--- begin ---
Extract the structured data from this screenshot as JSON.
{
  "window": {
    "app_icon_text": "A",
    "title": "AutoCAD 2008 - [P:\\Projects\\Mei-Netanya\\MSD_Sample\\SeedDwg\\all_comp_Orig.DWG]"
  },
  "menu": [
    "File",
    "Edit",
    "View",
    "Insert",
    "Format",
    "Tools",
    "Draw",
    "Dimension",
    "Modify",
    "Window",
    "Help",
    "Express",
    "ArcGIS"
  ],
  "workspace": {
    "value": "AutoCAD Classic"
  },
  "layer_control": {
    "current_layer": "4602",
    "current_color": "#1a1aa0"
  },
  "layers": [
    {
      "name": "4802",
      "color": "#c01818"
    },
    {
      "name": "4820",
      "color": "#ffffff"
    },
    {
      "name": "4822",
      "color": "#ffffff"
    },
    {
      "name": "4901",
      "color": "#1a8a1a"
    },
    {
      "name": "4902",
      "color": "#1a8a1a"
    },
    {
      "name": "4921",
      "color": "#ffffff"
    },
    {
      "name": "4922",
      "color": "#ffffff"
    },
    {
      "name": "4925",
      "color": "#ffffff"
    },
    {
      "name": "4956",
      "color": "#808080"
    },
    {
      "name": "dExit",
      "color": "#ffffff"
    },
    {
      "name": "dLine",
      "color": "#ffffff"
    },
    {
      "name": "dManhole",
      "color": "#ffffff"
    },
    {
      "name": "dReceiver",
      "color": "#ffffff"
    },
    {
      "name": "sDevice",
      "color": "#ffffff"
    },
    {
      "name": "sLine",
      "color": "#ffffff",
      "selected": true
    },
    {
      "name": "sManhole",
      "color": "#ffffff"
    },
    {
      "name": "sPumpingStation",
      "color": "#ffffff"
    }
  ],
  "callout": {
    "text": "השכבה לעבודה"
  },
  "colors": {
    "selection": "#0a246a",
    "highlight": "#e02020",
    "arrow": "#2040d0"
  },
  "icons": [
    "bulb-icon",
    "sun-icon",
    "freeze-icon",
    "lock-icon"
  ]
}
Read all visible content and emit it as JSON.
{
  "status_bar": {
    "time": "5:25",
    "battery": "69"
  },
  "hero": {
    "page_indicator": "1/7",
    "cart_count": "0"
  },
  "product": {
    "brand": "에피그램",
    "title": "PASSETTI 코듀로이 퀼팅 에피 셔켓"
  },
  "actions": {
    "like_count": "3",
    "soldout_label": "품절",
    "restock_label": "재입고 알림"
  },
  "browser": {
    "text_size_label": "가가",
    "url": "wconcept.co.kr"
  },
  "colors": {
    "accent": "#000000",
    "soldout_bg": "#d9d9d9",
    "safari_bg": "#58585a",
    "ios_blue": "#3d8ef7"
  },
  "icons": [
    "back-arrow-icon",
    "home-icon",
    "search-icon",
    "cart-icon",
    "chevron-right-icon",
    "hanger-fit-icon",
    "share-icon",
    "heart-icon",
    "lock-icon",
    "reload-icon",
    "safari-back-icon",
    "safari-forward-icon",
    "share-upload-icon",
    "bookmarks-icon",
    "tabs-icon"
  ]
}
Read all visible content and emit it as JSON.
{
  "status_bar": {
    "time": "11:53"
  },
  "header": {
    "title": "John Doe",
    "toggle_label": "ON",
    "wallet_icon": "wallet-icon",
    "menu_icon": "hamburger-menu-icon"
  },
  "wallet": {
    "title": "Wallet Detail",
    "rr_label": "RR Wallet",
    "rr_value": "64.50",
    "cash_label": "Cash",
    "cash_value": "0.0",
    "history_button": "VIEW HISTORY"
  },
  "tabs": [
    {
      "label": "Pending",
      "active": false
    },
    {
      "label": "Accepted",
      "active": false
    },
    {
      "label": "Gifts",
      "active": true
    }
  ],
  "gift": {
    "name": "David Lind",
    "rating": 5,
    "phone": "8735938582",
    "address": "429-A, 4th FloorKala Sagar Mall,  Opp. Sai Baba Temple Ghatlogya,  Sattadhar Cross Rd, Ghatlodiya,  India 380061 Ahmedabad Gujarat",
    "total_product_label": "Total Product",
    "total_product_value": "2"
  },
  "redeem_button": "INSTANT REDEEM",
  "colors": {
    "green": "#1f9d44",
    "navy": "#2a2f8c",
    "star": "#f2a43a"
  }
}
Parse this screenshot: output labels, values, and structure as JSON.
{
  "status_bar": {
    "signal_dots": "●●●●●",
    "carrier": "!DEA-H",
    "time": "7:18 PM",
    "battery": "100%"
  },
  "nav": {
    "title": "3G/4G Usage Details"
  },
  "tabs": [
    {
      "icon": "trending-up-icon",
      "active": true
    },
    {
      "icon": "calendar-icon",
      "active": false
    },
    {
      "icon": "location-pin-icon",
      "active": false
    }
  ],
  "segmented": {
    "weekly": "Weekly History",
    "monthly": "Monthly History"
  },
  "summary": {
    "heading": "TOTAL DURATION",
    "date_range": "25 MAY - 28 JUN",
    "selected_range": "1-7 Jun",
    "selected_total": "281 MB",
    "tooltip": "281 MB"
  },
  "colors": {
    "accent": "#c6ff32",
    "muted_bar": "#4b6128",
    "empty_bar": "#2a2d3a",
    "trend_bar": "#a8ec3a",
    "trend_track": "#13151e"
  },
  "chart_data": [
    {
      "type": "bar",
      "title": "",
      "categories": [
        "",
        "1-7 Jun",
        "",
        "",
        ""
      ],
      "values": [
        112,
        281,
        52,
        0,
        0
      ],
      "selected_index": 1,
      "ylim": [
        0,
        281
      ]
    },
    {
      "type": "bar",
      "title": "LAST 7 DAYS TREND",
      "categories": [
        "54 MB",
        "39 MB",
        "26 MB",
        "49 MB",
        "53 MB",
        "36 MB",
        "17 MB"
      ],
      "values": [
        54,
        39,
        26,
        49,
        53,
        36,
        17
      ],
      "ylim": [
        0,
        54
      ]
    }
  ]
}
--- end ---
EXERCISE BRIEF: Retype all the material above precisely, with no line left out.

EXPECTED ANSWER:
Extract the structured data from this screenshot as JSON.
{
  "window": {
    "app_icon_text": "A",
    "title": "AutoCAD 2008 - [P:\\Projects\\Mei-Netanya\\MSD_Sample\\SeedDwg\\all_comp_Orig.DWG]"
  },
  "menu": [
    "File",
    "Edit",
    "View",
    "Insert",
    "Format",
    "Tools",
    "Draw",
    "Dimension",
    "Modify",
    "Window",
    "Help",
    "Express",
    "ArcGIS"
  ],
  "workspace": {
    "value": "AutoCAD Classic"
  },
  "layer_control": {
    "current_layer": "4602",
    "current_color": "#1a1aa0"
  },
  "layers": [
    {
      "name": "4802",
      "color": "#c01818"
    },
    {
      "name": "4820",
      "color": "#ffffff"
    },
    {
      "name": "4822",
      "color": "#ffffff"
    },
    {
      "name": "4901",
      "color": "#1a8a1a"
    },
    {
      "name": "4902",
      "color": "#1a8a1a"
    },
    {
      "name": "4921",
      "color": "#ffffff"
    },
    {
      "name": "4922",
      "color": "#ffffff"
    },
    {
      "name": "4925",
      "color": "#ffffff"
    },
    {
      "name": "4956",
      "color": "#808080"
    },
    {
      "name": "dExit",
      "color": "#ffffff"
    },
    {
      "name": "dLine",
      "color": "#ffffff"
    },
    {
      "name": "dManhole",
      "color": "#ffffff"
    },
    {
      "name": "dReceiver",
      "color": "#ffffff"
    },
    {
      "name": "sDevice",
      "color": "#ffffff"
    },
    {
      "name": "sLine",
      "color": "#ffffff",
      "selected": true
    },
    {
      "name": "sManhole",
      "color": "#ffffff"
    },
    {
      "name": "sPumpingStation",
      "color": "#ffffff"
    }
  ],
  "callout": {
    "text": "השכבה לעבודה"
  },
  "colors": {
    "selection": "#0a246a",
    "highlight": "#e02020",
    "arrow": "#2040d0"
  },
  "icons": [
    "bulb-icon",
    "sun-icon",
    "freeze-icon",
    "lock-icon"
  ]
}
Read all visible content and emit it as JSON.
{
  "status_bar": {
    "time": "5:25",
    "battery": "69"
  },
  "hero": {
    "page_indicator": "1/7",
    "cart_count": "0"
  },
  "product": {
    "brand": "에피그램",
    "title": "PASSETTI 코듀로이 퀼팅 에피 셔켓"
  },
  "actions": {
    "like_count": "3",
    "soldout_label": "품절",
    "restock_label": "재입고 알림"
  },
  "browser": {
    "text_size_label": "가가",
    "url": "wconcept.co.kr"
  },
  "colors": {
    "accent": "#000000",
    "soldout_bg": "#d9d9d9",
    "safari_bg": "#58585a",
    "ios_blue": "#3d8ef7"
  },
  "icons": [
    "back-arrow-icon",
    "home-icon",
    "search-icon",
    "cart-icon",
    "chevron-right-icon",
    "hanger-fit-icon",
    "share-icon",
    "heart-icon",
    "lock-icon",
    "reload-icon",
    "safari-back-icon",
    "safari-forward-icon",
    "share-upload-icon",
    "bookmarks-icon",
    "tabs-icon"
  ]
}
Read all visible content and emit it as JSON.
{
  "status_bar": {
    "time": "11:53"
  },
  "header": {
    "title": "John Doe",
    "toggle_label": "ON",
    "wallet_icon": "wallet-icon",
    "menu_icon": "hamburger-menu-icon"
  },
  "wallet": {
    "title": "Wallet Detail",
    "rr_label": "RR Wallet",
    "rr_value": "64.50",
    "cash_label": "Cash",
    "cash_value": "0.0",
    "history_button": "VIEW HISTORY"
  },
  "tabs": [
    {
      "label": "Pending",
      "active": false
    },
    {
      "label": "Accepted",
      "active": false
    },
    {
      "label": "Gifts",
      "active": true
    }
  ],
  "gift": {
    "name": "David Lind",
    "rating": 5,
    "phone": "8735938582",
    "address": "429-A, 4th FloorKala Sagar Mall,  Opp. Sai Baba Temple Ghatlogya,  Sattadhar Cross Rd, Ghatlodiya,  India 380061 Ahmedabad Gujarat",
    "total_product_label": "Total Product",
    "total_product_value": "2"
  },
  "redeem_button": "INSTANT REDEEM",
  "colors": {
    "green": "#1f9d44",
    "navy": "#2a2f8c",
    "star": "#f2a43a"
  }
}
Parse this screenshot: output labels, values, and structure as JSON.
{
  "status_bar": {
    "signal_dots": "●●●●●",
    "carrier": "!DEA-H",
    "time": "7:18 PM",
    "battery": "100%"
  },
  "nav": {
    "title": "3G/4G Usage Details"
  },
  "tabs": [
    {
      "icon": "trending-up-icon",
      "active": true
    },
    {
      "icon": "calendar-icon",
      "active": false
    },
    {
      "icon": "location-pin-icon",
      "active": false
    }
  ],
  "segmented": {
    "weekly": "Weekly History",
    "monthly": "Monthly History"
  },
  "summary": {
    "heading": "TOTAL DURATION",
    "date_range": "25 MAY - 28 JUN",
    "selected_range": "1-7 Jun",
    "selected_total": "281 MB",
    "tooltip": "281 MB"
  },
  "colors": {
    "accent": "#c6ff32",
    "muted_bar": "#4b6128",
    "empty_bar": "#2a2d3a",
    "trend_bar": "#a8ec3a",
    "trend_track": "#13151e"
  },
  "chart_data": [
    {
      "type": "bar",
      "title": "",
      "categories": [
        "",
        "1-7 Jun",
        "",
        "",
        ""
      ],
      "values": [
        112,
        281,
        52,
        0,
        0
      ],
      "selected_index": 1,
      "ylim": [
        0,
        281
      ]
    },
    {
      "type": "bar",
      "title": "LAST 7 DAYS TREND",
      "categories": [
        "54 MB",
        "39 MB",
        "26 MB",
        "49 MB",
        "53 MB",
        "36 MB",
        "17 MB"
      ],
      "values": [
        54,
        39,
        26,
        49,
        53,
        36,
        17
      ],
      "ylim": [
        0,
        54
      ]
    }
  ]
}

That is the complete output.